**What you should do**
Would you pull out every line of the material that contains the string "marker"?

**Recorded data**
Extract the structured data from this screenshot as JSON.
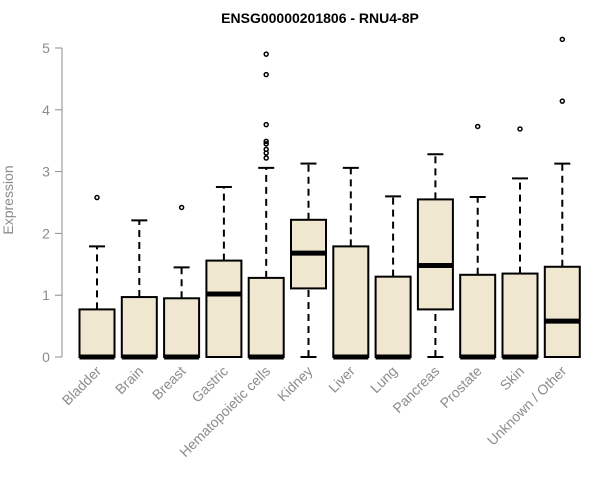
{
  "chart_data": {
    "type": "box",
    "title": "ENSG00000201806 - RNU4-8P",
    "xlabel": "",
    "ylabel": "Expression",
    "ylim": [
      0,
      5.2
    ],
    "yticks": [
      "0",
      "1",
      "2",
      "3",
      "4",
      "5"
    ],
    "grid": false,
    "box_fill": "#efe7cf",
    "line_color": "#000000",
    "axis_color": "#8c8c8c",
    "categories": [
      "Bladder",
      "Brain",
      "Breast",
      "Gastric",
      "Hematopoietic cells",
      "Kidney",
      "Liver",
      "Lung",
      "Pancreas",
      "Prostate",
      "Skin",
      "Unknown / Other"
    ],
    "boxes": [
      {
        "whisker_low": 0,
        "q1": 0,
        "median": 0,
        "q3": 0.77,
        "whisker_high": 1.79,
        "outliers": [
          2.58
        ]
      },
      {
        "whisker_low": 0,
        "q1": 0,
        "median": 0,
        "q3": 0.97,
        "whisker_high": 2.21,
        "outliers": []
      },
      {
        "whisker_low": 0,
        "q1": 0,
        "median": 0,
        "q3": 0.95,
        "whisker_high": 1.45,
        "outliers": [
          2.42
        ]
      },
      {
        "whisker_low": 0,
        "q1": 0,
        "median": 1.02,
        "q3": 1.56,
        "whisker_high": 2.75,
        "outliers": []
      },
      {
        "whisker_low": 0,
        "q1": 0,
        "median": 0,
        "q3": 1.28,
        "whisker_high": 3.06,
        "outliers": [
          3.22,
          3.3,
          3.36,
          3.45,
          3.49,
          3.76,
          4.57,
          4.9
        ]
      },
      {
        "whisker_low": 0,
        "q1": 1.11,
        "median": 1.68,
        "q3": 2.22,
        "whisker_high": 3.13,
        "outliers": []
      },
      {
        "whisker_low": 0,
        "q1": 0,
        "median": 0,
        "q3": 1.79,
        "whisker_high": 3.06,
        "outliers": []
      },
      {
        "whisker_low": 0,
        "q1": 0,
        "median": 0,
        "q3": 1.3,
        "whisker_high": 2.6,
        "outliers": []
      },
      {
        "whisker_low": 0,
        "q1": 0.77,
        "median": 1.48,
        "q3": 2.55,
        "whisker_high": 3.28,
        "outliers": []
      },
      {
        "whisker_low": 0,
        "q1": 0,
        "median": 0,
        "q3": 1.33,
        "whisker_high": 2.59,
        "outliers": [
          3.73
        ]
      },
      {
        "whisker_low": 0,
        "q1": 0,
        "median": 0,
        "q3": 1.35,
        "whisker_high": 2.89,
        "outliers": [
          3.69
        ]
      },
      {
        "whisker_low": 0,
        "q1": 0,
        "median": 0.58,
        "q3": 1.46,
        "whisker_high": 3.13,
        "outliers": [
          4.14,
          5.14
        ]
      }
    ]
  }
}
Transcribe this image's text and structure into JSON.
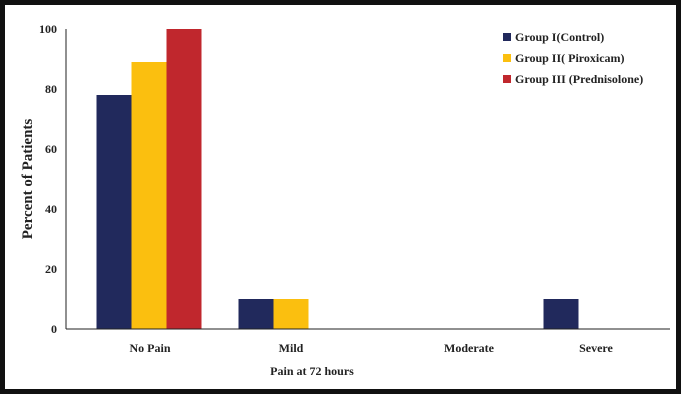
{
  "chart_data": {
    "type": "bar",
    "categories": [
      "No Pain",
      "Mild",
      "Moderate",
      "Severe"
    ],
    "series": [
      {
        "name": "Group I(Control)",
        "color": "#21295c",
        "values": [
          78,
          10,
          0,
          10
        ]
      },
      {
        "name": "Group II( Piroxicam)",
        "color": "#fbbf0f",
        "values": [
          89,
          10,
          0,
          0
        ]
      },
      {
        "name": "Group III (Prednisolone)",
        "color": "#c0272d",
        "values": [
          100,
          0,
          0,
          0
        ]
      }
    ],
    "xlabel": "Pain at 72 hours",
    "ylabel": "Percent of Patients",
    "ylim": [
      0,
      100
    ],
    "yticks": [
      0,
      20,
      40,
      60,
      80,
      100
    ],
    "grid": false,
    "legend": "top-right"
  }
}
* * *
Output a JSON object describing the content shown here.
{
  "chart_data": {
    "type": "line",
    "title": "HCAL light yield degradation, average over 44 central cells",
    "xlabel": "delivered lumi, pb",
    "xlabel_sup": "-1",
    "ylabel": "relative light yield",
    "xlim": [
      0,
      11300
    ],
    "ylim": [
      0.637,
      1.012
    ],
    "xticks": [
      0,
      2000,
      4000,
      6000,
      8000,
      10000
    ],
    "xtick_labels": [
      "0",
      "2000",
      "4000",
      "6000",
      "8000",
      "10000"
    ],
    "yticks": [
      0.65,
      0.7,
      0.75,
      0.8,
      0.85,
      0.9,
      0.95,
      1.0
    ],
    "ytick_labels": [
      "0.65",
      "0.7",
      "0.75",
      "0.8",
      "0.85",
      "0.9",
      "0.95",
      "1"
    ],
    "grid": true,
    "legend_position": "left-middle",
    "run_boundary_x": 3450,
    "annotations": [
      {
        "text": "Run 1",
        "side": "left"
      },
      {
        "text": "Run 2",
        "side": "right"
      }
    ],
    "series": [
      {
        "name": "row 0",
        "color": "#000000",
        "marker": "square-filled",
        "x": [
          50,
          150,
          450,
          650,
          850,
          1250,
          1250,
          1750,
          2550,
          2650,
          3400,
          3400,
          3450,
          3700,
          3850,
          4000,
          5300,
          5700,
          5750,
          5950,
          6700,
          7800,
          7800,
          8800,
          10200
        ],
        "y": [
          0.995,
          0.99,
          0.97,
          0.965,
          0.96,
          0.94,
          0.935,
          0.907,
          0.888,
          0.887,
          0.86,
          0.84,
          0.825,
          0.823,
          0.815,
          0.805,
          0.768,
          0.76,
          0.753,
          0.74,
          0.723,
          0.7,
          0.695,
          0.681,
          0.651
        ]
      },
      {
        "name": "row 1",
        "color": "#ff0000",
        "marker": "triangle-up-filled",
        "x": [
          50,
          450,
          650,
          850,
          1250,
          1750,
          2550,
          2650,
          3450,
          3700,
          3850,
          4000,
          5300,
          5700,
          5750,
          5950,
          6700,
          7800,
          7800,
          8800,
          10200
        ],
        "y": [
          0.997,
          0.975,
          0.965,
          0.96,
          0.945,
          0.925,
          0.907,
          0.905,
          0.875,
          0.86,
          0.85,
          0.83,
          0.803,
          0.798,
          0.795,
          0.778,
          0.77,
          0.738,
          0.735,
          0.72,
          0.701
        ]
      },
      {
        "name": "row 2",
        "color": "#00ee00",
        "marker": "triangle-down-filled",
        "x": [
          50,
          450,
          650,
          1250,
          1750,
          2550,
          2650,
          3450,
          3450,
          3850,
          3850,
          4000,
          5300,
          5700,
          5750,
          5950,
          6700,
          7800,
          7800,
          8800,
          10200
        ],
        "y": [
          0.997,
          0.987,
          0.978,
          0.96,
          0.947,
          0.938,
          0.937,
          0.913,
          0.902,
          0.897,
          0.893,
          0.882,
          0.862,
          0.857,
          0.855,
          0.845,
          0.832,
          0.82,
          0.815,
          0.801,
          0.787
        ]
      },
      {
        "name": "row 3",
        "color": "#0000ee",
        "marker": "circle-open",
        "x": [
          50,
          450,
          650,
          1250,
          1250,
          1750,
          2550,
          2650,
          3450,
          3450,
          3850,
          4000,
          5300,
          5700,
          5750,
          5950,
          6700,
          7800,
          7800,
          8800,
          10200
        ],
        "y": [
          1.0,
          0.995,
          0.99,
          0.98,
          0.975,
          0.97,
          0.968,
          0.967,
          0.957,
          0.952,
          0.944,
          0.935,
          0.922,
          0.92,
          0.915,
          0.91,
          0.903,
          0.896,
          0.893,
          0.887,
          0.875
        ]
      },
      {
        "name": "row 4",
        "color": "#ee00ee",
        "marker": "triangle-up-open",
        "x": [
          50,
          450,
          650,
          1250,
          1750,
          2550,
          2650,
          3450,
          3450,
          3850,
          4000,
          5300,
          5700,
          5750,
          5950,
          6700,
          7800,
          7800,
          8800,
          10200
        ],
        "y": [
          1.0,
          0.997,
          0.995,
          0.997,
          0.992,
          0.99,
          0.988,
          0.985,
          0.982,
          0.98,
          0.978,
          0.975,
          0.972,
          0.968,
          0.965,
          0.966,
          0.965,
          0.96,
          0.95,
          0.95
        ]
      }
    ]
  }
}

**Task answer**
        "marker": "square-filled",
        "marker": "triangle-up-filled",
        "marker": "triangle-down-filled",
        "marker": "circle-open",
        "marker": "triangle-up-open",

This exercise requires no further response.